## Bereitgestellter Auszug
—————

Ein unerwarteter Anruf im Zug lässt unseren Kolumnisten über seine Angst vor seinem Bankkonto nachdenken. Doch damit scheint er nicht allein zu sein.

Kontostand gucken? Lieber nicht Foto: Andrey Kuzmin/imago

L etztens sitze ich im Zug und eine unbekannte Nummer ruft mich an. Natürlich überlege ich in einem deutschen Zug zweimal, ob ich ans Telefon gehe. Ich vergewissere mich kurz, dass ich nicht im Ruheabteil sitze und gehe auf volles Risiko.

Eine freundliche Frauenstimme begrüßt mich mit akkurater Aussprache meines Nachnamens, womit sie mich quasi schon gewonnen hat, ganz egal, was sie von mir will. Meine Gesprächspartnerin stellt sich als Mitarbeiterin meiner Bank vor und informiert mich darüber, dass ich mich derzeit im Minus befinde, dass das aber überhaupt kein Problem sei und sie mir einen Kredit anbieten könne, natürlich zu hervorragenden Konditionen, damit ich gut durch diese schwierige Zeit komme.

—————

## Vorliegende Einträge
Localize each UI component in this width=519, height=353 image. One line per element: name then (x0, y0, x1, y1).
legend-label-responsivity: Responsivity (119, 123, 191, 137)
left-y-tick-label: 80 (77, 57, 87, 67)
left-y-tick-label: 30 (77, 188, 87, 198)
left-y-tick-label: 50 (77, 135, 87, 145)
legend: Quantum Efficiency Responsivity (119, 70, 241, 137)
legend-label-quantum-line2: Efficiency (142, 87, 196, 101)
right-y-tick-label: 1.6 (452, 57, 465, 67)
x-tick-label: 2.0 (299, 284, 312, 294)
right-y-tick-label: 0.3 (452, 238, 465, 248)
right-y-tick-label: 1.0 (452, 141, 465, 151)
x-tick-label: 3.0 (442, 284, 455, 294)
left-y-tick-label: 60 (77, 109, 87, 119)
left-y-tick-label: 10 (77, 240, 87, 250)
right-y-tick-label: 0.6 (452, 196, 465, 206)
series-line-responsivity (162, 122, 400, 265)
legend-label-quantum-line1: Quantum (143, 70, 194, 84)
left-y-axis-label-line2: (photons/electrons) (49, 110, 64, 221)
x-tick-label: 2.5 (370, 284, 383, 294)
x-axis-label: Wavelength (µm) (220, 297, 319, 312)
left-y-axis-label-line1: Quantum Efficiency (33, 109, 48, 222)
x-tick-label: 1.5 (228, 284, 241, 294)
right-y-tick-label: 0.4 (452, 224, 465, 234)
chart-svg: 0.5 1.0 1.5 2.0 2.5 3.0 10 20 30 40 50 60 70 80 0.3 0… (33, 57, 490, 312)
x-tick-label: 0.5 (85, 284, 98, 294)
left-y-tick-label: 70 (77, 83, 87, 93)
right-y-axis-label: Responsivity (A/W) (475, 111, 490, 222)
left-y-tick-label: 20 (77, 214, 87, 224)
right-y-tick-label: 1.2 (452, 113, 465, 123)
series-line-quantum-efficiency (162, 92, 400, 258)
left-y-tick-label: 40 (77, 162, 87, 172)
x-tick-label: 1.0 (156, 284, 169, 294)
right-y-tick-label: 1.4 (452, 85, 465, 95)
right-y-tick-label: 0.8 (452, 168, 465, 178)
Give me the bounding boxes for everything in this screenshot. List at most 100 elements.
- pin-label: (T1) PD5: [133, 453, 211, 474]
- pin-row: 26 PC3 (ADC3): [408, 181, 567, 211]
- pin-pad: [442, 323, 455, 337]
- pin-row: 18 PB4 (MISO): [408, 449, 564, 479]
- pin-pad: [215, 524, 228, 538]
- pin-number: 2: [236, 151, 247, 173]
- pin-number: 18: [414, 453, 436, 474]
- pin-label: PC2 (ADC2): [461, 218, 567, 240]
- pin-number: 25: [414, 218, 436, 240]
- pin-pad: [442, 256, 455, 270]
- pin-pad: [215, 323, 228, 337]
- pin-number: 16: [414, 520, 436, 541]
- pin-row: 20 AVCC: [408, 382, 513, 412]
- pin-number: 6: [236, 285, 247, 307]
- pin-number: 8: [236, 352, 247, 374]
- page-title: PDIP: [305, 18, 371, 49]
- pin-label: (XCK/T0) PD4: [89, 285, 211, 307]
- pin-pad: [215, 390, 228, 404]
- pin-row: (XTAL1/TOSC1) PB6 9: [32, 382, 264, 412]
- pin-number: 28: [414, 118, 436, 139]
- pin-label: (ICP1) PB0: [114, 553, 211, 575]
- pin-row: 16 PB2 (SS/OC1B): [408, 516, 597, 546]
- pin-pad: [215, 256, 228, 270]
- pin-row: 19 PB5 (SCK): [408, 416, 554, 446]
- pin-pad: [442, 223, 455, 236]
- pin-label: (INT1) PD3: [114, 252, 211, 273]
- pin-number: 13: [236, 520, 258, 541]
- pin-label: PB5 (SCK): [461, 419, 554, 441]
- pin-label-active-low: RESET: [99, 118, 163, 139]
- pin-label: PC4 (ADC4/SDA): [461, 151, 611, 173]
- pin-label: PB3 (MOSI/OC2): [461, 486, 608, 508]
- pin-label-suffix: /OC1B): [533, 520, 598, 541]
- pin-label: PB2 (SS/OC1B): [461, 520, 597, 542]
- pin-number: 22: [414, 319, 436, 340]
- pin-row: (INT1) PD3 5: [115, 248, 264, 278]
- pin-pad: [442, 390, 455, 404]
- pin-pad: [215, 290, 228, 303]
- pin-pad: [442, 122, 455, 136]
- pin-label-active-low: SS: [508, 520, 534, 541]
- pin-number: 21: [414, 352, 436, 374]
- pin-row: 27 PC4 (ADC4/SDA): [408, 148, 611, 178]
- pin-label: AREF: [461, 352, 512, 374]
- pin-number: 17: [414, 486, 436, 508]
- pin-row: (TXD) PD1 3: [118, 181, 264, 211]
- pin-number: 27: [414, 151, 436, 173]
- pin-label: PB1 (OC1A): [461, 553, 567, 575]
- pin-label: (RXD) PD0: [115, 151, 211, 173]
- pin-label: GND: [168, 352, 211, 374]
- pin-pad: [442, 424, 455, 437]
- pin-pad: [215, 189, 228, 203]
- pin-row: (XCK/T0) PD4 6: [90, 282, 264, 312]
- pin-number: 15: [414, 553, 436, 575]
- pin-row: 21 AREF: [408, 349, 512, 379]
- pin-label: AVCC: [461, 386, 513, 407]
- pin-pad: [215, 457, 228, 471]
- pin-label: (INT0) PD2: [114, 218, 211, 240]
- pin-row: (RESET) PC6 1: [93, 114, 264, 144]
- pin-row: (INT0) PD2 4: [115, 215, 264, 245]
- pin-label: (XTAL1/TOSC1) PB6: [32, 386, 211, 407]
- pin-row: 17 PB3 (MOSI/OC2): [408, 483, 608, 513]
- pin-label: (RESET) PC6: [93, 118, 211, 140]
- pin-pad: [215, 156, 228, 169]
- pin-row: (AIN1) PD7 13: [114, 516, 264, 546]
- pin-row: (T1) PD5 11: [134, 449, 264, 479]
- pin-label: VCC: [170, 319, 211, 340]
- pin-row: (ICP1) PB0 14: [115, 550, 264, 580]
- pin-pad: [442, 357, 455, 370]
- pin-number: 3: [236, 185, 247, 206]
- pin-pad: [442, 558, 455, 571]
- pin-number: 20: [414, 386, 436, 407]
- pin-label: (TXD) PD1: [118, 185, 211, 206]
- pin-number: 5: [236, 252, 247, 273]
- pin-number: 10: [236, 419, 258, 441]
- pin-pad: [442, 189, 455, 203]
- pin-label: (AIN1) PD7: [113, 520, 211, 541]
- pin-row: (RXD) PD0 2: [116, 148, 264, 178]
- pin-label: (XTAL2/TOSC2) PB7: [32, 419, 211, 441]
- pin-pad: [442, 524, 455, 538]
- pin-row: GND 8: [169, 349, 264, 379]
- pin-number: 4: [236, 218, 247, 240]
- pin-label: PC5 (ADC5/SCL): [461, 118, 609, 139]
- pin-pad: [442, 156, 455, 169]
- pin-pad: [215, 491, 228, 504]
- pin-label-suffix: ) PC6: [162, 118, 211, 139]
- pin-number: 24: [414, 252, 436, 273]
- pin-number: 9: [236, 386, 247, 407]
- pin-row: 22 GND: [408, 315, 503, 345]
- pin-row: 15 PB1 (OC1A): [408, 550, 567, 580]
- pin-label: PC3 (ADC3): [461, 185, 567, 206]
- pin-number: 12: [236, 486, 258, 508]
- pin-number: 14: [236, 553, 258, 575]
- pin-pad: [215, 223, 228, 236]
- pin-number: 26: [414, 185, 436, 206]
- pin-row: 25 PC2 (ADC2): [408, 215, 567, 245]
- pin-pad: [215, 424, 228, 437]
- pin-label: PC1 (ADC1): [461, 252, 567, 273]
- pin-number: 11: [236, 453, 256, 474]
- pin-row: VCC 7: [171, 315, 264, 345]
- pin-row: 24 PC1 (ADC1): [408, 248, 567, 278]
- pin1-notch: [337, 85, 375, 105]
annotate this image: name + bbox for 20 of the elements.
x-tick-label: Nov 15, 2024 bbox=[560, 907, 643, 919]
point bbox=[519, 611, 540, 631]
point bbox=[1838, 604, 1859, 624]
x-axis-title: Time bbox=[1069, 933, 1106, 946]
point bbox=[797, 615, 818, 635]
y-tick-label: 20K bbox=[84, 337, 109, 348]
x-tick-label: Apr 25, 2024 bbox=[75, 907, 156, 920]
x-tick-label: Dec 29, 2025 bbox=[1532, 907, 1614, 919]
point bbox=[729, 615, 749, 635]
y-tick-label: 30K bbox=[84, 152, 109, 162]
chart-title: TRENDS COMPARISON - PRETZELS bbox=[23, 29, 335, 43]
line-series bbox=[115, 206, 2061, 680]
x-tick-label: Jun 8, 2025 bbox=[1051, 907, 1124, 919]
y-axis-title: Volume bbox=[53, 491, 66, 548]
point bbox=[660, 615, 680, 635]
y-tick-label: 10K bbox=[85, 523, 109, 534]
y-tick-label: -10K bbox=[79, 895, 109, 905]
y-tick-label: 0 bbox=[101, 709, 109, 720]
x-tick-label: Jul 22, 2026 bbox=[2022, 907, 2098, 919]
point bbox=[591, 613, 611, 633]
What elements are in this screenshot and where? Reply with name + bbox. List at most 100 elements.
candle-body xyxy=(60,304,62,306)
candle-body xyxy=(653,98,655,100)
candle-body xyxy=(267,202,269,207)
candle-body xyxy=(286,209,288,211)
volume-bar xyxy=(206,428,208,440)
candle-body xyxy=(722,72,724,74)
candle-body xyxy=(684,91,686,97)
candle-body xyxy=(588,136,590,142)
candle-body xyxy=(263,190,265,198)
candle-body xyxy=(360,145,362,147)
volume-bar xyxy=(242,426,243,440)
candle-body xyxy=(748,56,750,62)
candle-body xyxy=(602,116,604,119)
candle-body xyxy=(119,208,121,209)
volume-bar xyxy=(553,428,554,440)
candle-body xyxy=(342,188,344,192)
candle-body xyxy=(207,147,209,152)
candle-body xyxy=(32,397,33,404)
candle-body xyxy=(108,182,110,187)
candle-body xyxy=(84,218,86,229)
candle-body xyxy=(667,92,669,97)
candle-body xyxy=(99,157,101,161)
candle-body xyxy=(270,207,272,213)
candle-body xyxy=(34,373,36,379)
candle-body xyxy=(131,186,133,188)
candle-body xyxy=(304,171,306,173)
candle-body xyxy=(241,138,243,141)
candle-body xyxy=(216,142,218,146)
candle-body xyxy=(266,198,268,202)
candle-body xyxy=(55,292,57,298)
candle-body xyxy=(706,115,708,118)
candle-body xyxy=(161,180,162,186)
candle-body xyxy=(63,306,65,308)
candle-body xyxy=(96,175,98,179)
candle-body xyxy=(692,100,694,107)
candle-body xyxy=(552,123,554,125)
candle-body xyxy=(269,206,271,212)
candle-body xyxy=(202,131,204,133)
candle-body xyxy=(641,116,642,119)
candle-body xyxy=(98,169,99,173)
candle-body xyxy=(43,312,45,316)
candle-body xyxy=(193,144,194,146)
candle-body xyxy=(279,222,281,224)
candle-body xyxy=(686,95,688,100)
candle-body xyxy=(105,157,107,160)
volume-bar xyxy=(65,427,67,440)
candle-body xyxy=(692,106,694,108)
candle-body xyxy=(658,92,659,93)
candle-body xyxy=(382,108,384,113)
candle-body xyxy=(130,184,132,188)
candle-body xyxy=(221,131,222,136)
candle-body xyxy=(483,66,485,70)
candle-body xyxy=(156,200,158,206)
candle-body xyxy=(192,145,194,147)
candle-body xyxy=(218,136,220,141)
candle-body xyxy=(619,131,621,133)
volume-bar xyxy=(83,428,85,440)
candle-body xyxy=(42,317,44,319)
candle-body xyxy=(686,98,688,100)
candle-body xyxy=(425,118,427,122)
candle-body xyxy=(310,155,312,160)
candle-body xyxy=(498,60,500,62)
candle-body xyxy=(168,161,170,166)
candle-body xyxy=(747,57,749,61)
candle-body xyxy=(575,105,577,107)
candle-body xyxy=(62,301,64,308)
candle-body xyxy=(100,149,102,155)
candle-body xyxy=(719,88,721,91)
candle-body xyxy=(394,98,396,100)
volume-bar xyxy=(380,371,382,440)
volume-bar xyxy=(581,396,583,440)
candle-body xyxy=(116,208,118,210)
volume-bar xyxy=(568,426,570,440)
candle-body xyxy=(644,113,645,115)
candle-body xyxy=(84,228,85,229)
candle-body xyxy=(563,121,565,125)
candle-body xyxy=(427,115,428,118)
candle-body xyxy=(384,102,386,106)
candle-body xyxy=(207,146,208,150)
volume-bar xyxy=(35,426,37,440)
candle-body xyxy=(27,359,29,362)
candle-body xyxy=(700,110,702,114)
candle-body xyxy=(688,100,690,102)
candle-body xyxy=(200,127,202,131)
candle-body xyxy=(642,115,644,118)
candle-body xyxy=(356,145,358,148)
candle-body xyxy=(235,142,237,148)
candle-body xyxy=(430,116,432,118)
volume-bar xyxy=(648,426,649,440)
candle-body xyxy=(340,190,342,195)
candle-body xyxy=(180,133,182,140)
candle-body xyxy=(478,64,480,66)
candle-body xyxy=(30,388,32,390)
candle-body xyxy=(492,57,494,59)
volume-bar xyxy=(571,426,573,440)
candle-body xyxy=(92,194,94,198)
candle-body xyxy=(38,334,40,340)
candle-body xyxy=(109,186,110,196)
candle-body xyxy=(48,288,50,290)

—————

## Zu erledigen
1) Als was stellt sich die Anruferin im Auszug über den Anruf im Zug vor?
2) Entnimm dem Auszug über den Anruf im Zug den gesamten Wortlaut von „Kontostand gucken? Lieber nicht“ bis hinunter zu „schwierige Zeit komme.“.

## Antworten je Aufgabe
1) Als Mitarbeiterin seiner Bank.

2)
Kontostand gucken? Lieber nicht Foto: Andrey Kuzmin/imago

L etztens sitze ich im Zug und eine unbekannte Nummer ruft mich an. Natürlich überlege ich in einem deutschen Zug zweimal, ob ich ans Telefon gehe. Ich vergewissere mich kurz, dass ich nicht im Ruheabteil sitze und gehe auf volles Risiko.

Eine freundliche Frauenstimme begrüßt mich mit akkurater Aussprache meines Nachnamens, womit sie mich quasi schon gewonnen hat, ganz egal, was sie von mir will. Meine Gesprächspartnerin stellt sich als Mitarbeiterin meiner Bank vor und informiert mich darüber, dass ich mich derzeit im Minus befinde, dass das aber überhaupt kein Problem sei und sie mir einen Kredit anbieten könne, natürlich zu hervorragenden Konditionen, damit ich gut durch diese schwierige Zeit komme.